◆ **WORK TO DO**: Search the material for the string "xlabel" and copy each line where it occurs.

:: DATA SECTION

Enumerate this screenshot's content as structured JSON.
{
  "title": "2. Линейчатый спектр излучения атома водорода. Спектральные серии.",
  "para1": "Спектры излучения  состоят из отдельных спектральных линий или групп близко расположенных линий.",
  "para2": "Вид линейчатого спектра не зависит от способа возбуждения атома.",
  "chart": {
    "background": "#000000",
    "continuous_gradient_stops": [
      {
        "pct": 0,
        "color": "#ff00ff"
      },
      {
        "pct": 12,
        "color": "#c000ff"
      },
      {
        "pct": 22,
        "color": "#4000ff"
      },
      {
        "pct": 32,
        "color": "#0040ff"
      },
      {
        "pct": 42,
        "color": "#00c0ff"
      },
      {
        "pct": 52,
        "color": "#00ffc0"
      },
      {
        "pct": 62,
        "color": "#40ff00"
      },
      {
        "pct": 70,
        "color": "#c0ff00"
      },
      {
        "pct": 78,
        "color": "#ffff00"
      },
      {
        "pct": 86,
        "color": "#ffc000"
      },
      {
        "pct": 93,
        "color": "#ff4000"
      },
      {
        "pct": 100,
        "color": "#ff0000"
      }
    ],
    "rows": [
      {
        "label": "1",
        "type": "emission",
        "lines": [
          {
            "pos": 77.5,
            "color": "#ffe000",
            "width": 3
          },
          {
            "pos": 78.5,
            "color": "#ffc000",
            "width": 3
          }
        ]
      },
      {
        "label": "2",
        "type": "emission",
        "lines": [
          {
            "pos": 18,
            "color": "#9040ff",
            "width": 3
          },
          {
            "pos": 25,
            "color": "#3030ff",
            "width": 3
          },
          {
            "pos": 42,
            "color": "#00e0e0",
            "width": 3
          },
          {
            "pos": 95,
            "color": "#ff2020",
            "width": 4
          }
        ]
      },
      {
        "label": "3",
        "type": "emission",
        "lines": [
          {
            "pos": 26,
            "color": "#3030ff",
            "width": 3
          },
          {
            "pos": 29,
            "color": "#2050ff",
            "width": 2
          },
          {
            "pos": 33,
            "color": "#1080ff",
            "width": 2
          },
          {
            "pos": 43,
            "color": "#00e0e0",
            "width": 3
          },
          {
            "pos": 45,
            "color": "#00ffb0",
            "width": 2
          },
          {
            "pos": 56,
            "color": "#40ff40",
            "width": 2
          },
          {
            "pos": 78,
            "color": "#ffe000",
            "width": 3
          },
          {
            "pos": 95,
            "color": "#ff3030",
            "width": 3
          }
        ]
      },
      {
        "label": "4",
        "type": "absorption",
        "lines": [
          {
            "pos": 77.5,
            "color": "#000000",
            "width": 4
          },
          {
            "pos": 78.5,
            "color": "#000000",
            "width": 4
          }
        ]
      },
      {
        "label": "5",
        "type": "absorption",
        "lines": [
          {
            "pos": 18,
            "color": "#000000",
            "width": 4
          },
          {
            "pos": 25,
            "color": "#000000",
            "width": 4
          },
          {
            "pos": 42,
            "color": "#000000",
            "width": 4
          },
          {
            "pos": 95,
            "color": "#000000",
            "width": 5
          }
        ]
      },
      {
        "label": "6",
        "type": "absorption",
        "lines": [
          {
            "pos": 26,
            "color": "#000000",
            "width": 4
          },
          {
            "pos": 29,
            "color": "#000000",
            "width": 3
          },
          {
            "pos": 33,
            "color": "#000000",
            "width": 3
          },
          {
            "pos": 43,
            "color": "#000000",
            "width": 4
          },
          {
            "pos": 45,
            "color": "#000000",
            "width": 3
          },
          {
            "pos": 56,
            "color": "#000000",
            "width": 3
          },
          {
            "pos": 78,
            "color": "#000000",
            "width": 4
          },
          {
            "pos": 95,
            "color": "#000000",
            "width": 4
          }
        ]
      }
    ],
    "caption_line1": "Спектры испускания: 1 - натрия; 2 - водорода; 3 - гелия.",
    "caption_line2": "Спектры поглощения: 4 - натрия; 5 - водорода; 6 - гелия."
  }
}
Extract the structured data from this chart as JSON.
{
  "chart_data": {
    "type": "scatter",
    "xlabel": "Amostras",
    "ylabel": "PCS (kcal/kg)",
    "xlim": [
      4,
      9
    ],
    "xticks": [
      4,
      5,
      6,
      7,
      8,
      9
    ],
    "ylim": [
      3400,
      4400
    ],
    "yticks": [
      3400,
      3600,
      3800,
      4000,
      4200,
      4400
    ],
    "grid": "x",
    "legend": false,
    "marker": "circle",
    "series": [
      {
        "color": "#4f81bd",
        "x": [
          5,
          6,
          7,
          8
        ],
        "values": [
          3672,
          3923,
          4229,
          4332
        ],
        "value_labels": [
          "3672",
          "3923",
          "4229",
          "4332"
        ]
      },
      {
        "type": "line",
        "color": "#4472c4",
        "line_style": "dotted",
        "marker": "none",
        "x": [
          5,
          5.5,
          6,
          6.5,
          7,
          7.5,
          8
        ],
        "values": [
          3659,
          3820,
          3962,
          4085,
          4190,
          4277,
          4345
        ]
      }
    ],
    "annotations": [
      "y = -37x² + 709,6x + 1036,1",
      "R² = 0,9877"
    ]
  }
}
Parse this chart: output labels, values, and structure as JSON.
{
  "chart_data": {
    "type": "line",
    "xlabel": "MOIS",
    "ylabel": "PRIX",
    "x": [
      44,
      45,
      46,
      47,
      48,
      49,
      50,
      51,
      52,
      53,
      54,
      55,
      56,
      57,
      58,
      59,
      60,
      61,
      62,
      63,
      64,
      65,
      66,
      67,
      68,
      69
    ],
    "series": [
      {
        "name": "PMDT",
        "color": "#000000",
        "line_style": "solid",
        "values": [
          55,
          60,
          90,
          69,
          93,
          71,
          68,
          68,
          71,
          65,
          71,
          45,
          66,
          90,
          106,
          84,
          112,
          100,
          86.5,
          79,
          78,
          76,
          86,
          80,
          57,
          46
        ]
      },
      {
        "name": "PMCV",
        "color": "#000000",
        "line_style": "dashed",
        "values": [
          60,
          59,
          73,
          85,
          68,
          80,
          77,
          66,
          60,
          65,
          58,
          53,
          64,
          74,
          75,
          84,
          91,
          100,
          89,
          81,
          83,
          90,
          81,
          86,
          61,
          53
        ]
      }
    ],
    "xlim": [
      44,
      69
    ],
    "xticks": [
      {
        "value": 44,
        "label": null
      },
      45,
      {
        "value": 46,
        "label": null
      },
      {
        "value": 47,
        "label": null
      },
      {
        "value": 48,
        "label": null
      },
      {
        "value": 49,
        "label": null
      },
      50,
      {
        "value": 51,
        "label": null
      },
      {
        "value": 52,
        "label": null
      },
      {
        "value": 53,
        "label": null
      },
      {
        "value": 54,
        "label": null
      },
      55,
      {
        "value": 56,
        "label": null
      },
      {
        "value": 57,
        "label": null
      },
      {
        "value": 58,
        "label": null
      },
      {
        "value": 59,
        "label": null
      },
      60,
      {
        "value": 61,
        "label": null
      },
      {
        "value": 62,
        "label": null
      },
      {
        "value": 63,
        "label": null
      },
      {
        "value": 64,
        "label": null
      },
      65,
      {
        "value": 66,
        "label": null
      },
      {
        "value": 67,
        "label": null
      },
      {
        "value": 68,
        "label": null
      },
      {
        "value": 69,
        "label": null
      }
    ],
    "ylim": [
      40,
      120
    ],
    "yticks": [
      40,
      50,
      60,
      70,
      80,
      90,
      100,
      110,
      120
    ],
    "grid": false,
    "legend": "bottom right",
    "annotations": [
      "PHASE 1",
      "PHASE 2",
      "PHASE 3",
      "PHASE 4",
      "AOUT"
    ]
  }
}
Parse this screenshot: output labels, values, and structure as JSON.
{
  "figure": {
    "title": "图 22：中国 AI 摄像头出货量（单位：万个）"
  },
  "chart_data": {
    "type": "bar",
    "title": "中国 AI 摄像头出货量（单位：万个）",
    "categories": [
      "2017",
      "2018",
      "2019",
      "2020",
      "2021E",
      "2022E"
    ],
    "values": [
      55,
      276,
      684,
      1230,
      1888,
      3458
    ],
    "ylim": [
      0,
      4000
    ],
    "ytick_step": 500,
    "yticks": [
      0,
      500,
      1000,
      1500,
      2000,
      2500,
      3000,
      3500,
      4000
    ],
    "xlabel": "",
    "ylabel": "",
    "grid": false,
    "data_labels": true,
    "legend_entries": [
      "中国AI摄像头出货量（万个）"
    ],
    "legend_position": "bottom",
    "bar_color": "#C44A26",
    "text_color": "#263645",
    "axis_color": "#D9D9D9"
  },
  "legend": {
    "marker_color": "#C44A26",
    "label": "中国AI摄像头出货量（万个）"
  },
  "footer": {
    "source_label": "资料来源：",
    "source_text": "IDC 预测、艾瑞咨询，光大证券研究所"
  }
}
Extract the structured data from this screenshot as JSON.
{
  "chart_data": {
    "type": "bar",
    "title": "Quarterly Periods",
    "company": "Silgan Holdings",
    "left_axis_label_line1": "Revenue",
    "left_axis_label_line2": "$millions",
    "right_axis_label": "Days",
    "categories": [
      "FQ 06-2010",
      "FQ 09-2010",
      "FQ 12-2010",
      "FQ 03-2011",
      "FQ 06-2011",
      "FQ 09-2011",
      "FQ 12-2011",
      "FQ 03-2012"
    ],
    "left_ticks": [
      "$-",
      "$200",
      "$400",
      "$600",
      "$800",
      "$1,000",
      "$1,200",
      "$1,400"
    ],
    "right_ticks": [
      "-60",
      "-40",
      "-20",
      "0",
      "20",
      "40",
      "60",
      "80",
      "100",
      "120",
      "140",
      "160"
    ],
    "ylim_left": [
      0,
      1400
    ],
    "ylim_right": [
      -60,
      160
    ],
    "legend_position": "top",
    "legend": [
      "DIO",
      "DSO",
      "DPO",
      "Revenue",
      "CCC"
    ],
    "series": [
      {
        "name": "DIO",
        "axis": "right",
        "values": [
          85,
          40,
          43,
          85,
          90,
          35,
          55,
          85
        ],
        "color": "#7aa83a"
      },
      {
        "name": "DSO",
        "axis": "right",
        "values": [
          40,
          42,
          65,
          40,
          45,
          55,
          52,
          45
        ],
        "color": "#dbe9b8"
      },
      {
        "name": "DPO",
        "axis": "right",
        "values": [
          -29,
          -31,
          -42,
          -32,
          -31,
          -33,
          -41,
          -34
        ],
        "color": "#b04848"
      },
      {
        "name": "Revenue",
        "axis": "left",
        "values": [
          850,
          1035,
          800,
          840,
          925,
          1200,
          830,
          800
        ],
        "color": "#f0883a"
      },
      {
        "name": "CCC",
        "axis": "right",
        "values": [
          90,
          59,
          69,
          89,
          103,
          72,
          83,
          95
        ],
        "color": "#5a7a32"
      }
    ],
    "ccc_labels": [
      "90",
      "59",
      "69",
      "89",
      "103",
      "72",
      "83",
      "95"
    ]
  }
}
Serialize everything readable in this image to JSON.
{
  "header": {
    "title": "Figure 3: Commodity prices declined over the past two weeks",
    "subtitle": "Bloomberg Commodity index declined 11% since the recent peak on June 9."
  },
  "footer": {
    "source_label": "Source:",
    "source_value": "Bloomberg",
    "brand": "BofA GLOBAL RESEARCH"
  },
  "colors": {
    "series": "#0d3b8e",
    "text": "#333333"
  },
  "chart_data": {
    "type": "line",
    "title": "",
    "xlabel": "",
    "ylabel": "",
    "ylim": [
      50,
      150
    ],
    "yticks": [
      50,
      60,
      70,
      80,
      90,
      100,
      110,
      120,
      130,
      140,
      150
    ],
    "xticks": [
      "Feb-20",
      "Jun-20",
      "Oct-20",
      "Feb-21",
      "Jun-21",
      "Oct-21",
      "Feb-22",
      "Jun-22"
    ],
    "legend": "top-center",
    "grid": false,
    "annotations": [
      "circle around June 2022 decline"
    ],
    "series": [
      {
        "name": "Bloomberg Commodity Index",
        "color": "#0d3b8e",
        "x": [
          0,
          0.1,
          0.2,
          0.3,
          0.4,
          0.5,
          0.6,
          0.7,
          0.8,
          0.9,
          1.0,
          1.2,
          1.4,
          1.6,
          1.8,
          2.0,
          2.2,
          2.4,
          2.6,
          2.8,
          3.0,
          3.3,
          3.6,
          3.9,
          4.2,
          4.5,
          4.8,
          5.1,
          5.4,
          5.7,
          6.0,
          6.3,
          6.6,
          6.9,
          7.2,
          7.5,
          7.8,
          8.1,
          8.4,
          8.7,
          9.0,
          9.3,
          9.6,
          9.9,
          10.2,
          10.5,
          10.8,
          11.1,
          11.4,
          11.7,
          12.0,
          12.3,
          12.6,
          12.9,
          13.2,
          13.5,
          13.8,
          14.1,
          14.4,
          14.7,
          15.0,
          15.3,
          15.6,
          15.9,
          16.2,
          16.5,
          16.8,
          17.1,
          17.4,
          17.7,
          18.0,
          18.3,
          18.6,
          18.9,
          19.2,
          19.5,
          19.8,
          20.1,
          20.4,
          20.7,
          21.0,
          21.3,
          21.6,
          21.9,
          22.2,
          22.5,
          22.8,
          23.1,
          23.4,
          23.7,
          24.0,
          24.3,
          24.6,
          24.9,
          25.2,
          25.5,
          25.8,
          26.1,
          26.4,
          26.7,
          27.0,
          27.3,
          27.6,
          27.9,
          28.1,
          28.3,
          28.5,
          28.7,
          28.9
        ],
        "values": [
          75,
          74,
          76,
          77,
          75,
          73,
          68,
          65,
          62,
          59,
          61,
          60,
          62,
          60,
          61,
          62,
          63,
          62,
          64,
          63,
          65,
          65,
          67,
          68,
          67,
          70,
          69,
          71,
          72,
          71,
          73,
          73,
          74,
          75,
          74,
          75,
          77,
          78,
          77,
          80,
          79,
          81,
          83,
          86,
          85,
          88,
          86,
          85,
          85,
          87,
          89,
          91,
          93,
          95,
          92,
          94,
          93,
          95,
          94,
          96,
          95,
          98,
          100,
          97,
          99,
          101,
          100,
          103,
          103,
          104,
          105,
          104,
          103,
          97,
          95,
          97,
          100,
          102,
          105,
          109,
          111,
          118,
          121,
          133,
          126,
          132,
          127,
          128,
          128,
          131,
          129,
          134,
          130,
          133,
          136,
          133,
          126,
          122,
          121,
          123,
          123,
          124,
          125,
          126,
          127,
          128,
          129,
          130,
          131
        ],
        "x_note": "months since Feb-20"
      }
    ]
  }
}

::::

◆ **RESULT OF THIS EXERCISE**:
    "xlabel": "Amostras",
    "xlabel": "MOIS",
    "xlabel": "",
    "xlabel": "",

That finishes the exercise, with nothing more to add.